Stored data

__________________________________________________

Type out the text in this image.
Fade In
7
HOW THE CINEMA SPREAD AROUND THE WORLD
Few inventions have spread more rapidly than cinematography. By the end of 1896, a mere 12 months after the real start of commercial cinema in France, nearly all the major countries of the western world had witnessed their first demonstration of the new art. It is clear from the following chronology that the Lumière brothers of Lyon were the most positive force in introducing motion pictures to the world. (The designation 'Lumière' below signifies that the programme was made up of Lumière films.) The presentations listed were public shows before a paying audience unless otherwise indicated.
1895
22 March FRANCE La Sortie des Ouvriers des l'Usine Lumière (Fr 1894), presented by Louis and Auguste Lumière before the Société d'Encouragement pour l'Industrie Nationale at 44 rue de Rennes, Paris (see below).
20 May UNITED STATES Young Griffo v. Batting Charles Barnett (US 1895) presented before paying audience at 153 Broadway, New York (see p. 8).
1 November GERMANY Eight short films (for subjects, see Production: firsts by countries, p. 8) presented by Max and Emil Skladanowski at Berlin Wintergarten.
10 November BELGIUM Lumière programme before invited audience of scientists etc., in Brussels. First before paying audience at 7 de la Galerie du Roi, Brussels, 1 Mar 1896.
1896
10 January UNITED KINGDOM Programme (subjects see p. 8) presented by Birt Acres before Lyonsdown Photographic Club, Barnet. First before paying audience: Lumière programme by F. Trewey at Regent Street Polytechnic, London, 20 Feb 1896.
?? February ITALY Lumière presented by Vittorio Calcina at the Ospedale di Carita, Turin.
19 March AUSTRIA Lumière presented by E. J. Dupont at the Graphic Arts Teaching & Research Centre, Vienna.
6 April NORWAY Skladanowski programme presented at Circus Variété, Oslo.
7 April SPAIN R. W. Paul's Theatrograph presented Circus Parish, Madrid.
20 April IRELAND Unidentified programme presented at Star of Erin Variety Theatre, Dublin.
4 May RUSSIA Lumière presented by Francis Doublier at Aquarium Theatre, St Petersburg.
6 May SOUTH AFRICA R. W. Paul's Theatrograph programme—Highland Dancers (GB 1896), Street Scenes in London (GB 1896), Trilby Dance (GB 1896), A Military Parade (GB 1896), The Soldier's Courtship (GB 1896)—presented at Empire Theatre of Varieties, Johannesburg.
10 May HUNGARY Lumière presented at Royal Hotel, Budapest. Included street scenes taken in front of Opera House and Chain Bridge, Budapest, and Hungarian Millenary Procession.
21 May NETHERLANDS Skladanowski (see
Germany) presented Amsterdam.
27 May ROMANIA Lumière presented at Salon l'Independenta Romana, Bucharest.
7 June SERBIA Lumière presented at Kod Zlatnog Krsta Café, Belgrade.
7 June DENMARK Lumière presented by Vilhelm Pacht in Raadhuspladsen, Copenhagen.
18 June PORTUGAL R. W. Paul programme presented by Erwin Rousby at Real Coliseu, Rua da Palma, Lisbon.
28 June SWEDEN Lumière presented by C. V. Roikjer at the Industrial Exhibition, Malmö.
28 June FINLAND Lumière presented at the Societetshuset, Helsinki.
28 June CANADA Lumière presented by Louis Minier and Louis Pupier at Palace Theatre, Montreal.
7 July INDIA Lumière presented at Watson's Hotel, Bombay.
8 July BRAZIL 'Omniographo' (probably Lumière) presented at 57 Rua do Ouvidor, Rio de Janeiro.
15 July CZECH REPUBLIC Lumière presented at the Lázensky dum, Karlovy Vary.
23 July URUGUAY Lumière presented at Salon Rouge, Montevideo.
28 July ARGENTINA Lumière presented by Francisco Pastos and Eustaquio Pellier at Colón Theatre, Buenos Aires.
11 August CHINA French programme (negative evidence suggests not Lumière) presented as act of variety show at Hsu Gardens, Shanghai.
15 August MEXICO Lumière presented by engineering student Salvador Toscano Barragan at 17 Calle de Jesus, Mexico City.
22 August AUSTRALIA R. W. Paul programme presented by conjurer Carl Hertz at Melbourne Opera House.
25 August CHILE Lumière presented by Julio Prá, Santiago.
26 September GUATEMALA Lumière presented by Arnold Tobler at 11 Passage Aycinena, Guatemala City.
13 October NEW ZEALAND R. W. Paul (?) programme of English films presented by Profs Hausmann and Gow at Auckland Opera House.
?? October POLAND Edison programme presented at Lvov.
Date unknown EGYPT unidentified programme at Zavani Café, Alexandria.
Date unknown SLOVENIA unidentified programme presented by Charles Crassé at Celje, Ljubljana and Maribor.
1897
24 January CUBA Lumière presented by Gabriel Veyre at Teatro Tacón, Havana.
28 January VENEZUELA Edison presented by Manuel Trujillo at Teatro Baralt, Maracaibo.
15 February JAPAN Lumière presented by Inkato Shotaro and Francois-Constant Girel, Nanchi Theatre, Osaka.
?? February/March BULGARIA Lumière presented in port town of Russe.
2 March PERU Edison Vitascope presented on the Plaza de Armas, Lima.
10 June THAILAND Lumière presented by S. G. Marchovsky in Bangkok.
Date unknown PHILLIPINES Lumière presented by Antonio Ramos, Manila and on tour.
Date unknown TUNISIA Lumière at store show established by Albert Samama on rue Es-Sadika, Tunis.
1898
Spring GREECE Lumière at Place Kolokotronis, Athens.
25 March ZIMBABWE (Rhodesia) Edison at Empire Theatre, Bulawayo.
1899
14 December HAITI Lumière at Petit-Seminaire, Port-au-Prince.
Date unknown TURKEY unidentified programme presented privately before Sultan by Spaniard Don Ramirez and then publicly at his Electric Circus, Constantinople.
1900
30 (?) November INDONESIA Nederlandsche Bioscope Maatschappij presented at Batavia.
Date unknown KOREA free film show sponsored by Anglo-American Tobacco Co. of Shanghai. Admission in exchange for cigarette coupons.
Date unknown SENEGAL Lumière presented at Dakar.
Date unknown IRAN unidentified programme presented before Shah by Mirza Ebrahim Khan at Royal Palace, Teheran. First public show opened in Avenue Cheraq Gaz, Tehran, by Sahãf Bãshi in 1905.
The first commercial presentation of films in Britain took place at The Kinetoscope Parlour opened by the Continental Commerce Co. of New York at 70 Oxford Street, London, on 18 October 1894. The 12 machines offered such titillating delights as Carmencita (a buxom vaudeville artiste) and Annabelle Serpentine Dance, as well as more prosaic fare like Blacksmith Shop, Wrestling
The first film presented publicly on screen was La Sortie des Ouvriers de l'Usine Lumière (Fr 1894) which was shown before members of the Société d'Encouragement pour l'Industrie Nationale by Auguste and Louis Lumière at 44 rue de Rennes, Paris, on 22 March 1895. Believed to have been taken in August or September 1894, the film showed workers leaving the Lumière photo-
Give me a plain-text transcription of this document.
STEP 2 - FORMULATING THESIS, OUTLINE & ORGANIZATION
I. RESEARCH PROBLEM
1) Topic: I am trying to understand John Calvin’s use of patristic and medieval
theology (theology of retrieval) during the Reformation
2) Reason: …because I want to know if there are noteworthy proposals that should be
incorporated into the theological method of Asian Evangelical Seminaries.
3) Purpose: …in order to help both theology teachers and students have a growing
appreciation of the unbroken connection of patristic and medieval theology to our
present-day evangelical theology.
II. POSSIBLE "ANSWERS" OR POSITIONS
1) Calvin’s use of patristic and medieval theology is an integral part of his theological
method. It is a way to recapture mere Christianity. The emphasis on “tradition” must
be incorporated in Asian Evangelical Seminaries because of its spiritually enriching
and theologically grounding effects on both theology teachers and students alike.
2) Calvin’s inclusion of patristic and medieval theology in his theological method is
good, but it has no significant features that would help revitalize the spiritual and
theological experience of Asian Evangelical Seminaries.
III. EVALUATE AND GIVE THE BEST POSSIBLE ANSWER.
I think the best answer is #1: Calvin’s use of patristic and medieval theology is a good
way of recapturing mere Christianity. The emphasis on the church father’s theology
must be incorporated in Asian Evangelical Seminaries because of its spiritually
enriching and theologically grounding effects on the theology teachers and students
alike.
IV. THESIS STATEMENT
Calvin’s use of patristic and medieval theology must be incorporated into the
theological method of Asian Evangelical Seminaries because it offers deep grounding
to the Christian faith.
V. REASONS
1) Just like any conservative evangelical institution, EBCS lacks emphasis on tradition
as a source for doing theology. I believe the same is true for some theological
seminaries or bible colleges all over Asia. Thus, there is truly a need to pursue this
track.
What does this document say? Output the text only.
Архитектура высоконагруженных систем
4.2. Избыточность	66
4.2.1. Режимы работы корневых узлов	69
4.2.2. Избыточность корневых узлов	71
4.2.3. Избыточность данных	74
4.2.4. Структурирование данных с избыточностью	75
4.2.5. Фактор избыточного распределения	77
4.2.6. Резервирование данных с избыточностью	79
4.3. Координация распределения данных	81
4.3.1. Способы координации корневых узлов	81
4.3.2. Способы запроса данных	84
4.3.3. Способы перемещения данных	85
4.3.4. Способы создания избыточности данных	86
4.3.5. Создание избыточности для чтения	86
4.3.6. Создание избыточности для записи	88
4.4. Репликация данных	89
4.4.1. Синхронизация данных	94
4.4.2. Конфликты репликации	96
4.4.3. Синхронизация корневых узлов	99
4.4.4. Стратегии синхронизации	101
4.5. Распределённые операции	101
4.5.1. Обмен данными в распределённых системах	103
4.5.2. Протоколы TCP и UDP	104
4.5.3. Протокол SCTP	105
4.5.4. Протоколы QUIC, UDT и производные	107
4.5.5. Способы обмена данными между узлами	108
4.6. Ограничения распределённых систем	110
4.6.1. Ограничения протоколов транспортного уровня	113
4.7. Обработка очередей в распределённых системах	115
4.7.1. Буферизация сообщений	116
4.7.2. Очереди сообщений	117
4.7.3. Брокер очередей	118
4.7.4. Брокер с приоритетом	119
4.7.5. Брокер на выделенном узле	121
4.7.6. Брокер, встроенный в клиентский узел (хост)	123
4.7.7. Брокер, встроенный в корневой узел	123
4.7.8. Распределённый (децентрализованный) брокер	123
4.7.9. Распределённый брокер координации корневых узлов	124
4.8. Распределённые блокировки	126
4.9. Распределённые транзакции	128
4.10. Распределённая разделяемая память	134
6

__________________________________________________

Copy out each line in the preceding records that contains "into".

incorporated into the theological method of Asian Evangelical Seminaries.
Calvin’s use of patristic and medieval theology must be incorporated into the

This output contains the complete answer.